§ **Data for the task**:
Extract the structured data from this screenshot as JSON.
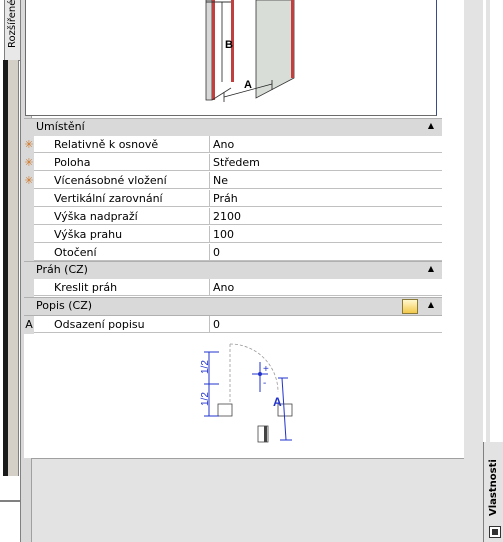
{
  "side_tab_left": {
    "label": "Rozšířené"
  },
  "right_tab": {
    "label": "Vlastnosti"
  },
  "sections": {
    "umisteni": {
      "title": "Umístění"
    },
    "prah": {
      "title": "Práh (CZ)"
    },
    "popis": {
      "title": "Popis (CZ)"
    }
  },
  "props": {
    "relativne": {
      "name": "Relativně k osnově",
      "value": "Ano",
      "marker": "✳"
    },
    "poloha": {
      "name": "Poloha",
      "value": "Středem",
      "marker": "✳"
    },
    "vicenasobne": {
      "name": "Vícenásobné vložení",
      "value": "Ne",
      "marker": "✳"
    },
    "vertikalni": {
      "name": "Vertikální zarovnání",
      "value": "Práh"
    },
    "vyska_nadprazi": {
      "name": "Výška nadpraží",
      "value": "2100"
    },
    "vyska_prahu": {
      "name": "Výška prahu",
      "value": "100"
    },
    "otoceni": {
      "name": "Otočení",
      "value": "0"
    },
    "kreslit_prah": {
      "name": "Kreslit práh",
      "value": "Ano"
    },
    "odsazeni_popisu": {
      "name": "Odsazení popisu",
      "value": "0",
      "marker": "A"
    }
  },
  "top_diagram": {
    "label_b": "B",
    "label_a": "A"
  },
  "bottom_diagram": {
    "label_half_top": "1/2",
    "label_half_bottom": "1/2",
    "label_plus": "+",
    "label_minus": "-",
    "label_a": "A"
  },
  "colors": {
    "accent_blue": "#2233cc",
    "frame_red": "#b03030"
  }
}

§ **Exercise details**: Return each line exactly as written. Any picture gets left out.

§ **The output**:
Extract the structured data from this screenshot as JSON.
{
  "side_tab_left": {
    "label": "Rozšířené"
  },
  "right_tab": {
    "label": "Vlastnosti"
  },
  "sections": {
    "umisteni": {
      "title": "Umístění"
    },
    "prah": {
      "title": "Práh (CZ)"
    },
    "popis": {
      "title": "Popis (CZ)"
    }
  },
  "props": {
    "relativne": {
      "name": "Relativně k osnově",
      "value": "Ano",
      "marker": "✳"
    },
    "poloha": {
      "name": "Poloha",
      "value": "Středem",
      "marker": "✳"
    },
    "vicenasobne": {
      "name": "Vícenásobné vložení",
      "value": "Ne",
      "marker": "✳"
    },
    "vertikalni": {
      "name": "Vertikální zarovnání",
      "value": "Práh"
    },
    "vyska_nadprazi": {
      "name": "Výška nadpraží",
      "value": "2100"
    },
    "vyska_prahu": {
      "name": "Výška prahu",
      "value": "100"
    },
    "otoceni": {
      "name": "Otočení",
      "value": "0"
    },
    "kreslit_prah": {
      "name": "Kreslit práh",
      "value": "Ano"
    },
    "odsazeni_popisu": {
      "name": "Odsazení popisu",
      "value": "0",
      "marker": "A"
    }
  },
  "top_diagram": {
    "label_b": "B",
    "label_a": "A"
  },
  "bottom_diagram": {
    "label_half_top": "1/2",
    "label_half_bottom": "1/2",
    "label_plus": "+",
    "label_minus": "-",
    "label_a": "A"
  },
  "colors": {
    "accent_blue": "#2233cc",
    "frame_red": "#b03030"
  }
}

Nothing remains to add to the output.